▶ [Job]: Every line with the word "ylabel" in it should be extracted from the data that follows.

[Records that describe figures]
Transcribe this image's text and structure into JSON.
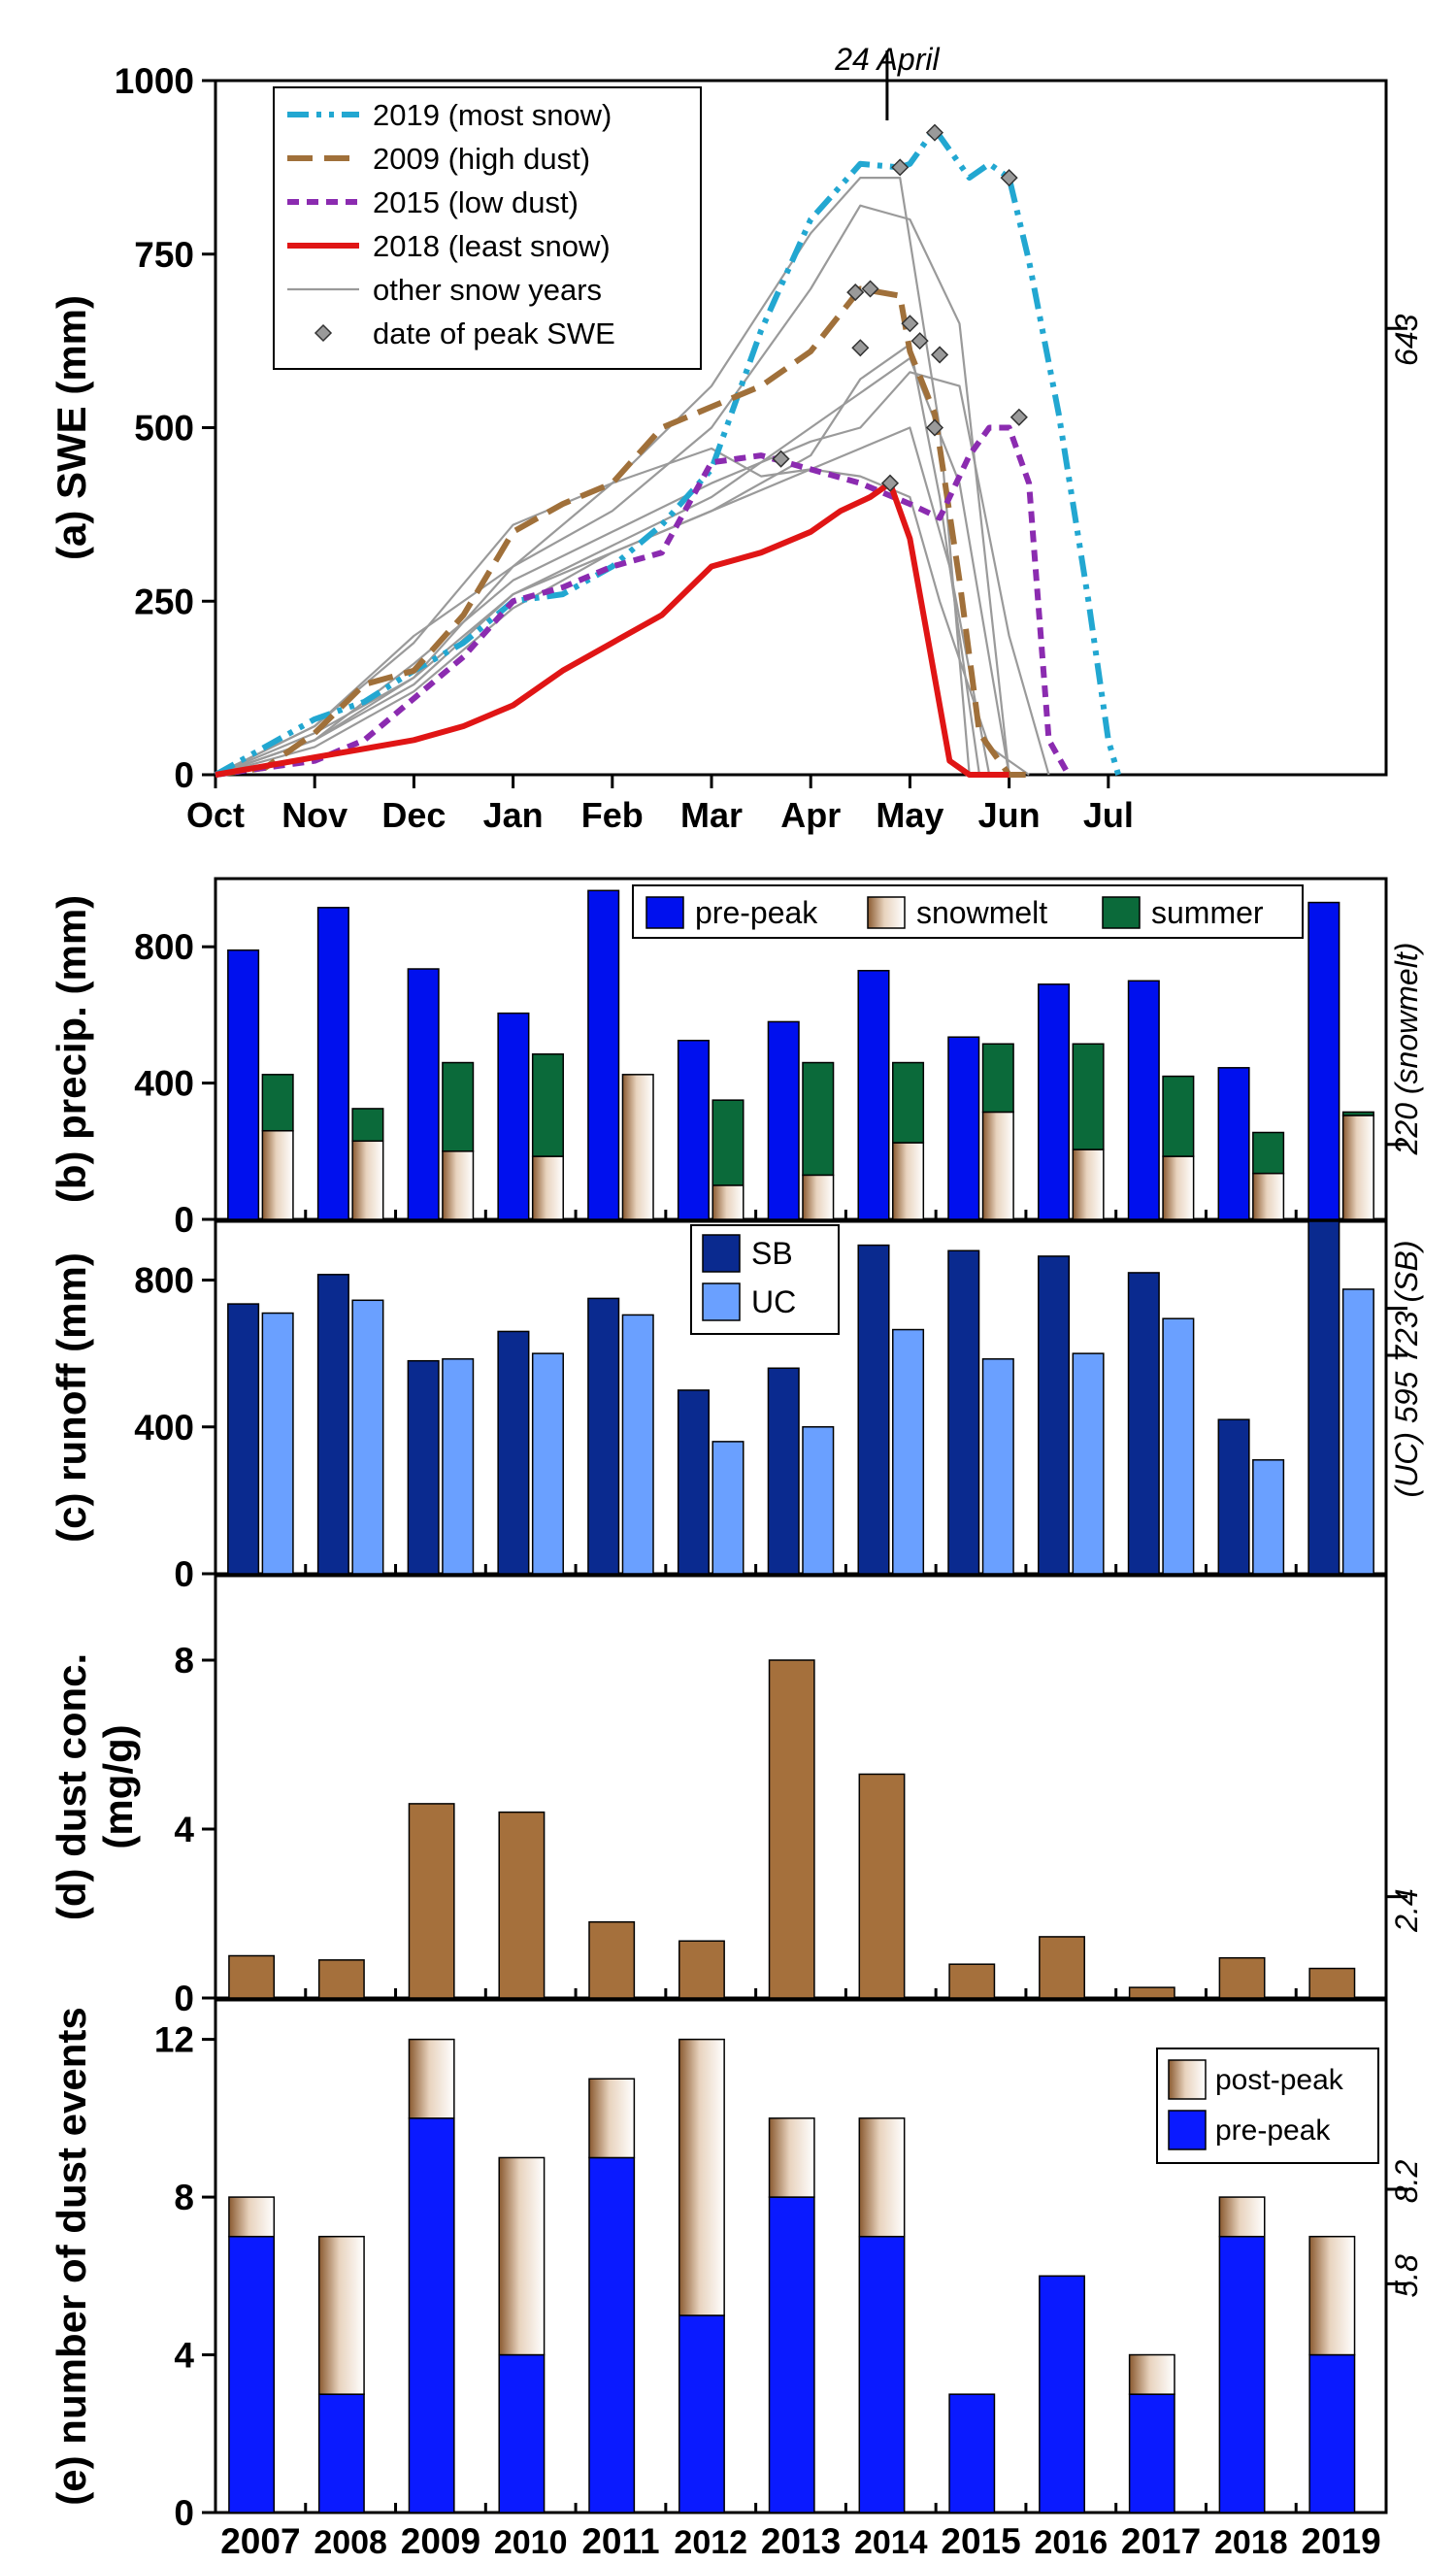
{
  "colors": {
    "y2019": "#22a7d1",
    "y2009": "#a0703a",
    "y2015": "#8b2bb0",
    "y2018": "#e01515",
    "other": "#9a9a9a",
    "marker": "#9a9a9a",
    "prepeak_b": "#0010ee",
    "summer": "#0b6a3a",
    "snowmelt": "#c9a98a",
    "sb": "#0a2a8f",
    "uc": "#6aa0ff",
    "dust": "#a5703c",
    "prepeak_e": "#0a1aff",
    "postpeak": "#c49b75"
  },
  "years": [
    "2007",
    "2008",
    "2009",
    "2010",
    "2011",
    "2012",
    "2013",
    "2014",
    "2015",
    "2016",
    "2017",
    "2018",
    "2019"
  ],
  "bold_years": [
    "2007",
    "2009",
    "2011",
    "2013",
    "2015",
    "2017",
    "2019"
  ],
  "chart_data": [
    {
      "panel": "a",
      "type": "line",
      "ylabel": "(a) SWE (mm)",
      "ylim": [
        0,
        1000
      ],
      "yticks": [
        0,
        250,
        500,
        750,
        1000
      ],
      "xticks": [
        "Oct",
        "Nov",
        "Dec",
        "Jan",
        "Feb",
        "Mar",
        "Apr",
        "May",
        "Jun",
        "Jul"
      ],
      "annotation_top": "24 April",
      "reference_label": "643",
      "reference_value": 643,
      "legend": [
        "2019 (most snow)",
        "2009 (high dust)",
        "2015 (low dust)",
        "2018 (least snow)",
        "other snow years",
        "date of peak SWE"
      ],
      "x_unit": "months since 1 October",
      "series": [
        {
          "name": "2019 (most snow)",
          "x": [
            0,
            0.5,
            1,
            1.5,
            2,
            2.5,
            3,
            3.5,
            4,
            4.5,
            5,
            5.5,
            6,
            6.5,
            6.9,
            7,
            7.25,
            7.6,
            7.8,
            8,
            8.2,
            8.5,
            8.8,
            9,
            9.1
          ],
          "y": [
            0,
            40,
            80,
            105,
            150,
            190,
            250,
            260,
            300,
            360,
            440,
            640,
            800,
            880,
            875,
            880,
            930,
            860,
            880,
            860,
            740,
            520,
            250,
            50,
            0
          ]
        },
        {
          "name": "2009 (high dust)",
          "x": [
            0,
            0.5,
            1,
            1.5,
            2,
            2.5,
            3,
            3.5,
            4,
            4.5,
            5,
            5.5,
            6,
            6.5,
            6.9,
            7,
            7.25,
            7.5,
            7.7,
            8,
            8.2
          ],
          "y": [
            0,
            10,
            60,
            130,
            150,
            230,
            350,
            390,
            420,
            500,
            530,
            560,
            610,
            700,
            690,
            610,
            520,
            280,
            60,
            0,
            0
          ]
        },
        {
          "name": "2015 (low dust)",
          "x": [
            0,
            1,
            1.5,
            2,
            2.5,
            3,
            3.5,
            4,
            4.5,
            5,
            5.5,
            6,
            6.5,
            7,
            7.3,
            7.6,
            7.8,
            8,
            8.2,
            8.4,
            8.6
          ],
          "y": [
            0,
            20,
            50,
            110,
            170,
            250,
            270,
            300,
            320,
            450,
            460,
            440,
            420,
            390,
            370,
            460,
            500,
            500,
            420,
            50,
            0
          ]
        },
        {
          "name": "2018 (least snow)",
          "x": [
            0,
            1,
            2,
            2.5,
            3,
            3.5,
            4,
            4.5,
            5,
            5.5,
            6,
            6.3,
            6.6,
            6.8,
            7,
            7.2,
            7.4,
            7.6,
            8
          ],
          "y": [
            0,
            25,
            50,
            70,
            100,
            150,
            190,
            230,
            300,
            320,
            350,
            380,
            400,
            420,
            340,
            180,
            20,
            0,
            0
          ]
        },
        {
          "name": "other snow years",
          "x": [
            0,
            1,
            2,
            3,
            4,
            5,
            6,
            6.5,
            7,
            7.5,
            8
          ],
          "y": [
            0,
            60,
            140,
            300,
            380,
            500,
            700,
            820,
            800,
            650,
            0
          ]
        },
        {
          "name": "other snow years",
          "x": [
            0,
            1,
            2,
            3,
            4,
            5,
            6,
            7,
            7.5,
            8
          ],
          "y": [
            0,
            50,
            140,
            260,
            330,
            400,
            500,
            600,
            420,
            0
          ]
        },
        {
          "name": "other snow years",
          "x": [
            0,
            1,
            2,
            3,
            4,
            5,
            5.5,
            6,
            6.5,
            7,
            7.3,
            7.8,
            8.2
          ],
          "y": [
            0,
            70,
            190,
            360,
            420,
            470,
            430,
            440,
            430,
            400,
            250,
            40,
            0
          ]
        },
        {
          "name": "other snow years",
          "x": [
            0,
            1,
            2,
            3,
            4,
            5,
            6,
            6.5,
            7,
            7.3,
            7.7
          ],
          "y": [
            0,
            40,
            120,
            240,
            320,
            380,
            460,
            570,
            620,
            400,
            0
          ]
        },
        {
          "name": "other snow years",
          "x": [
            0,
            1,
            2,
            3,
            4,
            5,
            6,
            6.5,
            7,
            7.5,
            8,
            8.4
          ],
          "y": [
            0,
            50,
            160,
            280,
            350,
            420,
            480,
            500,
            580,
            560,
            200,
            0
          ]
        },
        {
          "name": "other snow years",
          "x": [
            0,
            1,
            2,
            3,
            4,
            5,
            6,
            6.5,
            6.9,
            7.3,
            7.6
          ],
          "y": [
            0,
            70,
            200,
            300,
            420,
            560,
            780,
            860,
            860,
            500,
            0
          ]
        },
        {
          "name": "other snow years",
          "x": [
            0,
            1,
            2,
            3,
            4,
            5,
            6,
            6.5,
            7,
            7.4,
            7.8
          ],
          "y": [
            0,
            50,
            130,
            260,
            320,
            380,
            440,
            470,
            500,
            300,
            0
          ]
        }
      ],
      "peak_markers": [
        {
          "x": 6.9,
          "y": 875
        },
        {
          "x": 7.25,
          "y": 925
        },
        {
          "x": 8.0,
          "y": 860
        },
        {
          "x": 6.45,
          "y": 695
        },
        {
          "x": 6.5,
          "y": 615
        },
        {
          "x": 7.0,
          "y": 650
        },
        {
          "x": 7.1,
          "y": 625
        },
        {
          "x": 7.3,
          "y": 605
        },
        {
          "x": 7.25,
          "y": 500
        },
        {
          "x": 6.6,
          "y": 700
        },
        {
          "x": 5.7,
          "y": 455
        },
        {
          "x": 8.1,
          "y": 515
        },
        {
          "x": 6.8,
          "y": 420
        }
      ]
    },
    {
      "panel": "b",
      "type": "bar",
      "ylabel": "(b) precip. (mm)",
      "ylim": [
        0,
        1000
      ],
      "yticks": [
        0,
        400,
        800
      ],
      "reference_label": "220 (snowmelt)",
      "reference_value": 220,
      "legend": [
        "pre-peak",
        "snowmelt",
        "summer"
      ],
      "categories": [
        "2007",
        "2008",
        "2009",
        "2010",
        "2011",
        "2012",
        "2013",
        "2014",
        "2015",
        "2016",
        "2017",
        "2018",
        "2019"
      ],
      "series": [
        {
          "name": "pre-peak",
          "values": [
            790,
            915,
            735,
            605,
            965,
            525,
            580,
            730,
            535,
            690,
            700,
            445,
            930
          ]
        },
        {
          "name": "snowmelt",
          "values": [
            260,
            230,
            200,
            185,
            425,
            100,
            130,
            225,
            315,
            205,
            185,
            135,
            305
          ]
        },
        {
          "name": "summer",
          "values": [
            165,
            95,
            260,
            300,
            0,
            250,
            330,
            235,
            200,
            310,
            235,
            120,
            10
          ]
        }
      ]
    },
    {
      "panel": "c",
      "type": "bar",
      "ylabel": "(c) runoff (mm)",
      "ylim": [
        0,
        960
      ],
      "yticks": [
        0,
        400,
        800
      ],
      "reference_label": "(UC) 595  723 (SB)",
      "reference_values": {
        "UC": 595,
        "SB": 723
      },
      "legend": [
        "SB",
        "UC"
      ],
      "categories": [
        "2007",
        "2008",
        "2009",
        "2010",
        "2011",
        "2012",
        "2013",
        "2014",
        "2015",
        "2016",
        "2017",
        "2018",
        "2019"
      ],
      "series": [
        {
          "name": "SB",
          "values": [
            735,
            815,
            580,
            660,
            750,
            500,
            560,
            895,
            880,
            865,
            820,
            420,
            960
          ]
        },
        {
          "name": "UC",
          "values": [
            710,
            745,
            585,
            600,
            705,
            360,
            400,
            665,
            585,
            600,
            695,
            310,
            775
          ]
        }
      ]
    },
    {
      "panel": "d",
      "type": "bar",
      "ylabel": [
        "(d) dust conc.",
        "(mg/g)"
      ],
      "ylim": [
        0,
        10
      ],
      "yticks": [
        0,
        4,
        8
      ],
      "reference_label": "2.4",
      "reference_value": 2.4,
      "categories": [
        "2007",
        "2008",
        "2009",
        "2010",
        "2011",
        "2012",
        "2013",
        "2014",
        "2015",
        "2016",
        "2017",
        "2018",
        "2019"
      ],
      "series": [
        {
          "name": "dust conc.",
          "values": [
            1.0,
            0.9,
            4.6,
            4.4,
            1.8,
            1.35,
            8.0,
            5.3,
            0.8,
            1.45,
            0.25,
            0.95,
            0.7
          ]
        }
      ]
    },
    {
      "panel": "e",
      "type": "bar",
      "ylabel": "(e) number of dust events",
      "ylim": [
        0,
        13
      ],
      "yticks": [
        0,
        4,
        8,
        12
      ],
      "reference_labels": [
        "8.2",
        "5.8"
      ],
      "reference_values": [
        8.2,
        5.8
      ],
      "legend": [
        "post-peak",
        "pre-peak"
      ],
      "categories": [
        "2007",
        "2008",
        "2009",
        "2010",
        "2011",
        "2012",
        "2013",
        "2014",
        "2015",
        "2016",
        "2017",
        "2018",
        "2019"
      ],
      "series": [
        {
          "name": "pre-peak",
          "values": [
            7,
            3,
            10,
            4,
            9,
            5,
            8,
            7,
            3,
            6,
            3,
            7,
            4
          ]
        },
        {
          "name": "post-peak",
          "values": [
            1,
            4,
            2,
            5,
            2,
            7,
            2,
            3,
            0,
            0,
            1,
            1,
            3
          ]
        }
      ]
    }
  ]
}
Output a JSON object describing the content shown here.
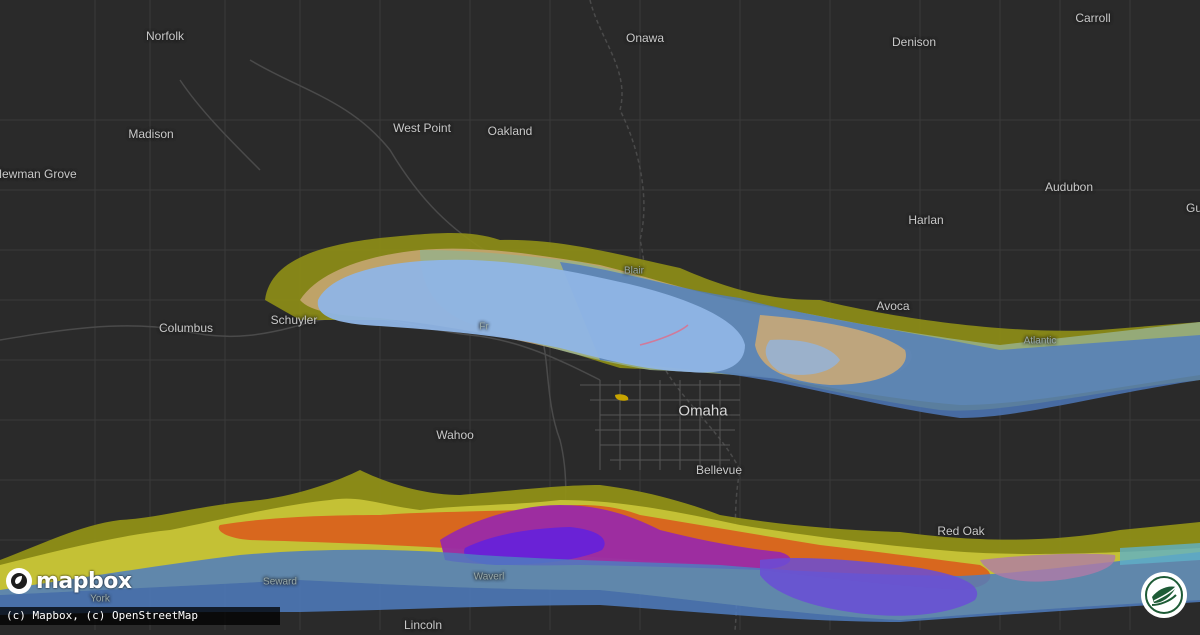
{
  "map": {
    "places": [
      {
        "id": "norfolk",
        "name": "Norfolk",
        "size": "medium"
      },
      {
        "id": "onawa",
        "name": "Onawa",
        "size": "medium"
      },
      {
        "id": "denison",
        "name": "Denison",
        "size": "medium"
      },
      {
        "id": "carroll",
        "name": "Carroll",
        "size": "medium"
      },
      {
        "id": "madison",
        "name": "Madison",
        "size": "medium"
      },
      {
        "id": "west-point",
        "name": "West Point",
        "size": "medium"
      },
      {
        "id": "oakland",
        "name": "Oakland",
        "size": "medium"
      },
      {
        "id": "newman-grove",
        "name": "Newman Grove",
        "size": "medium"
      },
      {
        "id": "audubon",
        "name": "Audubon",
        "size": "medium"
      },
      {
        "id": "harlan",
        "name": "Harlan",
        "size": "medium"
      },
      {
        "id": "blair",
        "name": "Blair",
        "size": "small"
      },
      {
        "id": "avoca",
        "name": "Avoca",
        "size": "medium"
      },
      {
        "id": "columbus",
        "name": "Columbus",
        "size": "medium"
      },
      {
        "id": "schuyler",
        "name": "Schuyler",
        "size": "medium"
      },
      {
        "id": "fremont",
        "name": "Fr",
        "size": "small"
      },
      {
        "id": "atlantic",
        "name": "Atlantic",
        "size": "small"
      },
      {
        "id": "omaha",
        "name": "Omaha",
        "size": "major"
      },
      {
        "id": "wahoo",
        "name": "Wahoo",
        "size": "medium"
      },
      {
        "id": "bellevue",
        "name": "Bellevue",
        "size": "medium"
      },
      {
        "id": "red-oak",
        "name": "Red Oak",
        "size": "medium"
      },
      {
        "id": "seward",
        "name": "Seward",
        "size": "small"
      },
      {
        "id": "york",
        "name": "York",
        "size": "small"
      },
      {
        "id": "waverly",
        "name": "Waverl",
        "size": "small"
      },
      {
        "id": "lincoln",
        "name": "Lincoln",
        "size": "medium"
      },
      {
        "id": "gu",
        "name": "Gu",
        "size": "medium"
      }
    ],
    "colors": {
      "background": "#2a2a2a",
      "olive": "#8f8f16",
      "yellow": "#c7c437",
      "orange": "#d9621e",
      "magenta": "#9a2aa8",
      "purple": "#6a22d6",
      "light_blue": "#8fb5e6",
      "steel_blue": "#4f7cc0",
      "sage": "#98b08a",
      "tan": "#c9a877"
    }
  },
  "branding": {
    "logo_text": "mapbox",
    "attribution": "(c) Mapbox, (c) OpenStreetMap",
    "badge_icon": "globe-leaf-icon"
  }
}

▶ [Exercise result]:
      "ylabel": "(a) SWE (mm)",
      "ylabel": "(b) precip. (mm)",
      "ylabel": "(c) runoff (mm)",
      "ylabel": [
      "ylabel": "(e) number of dust events",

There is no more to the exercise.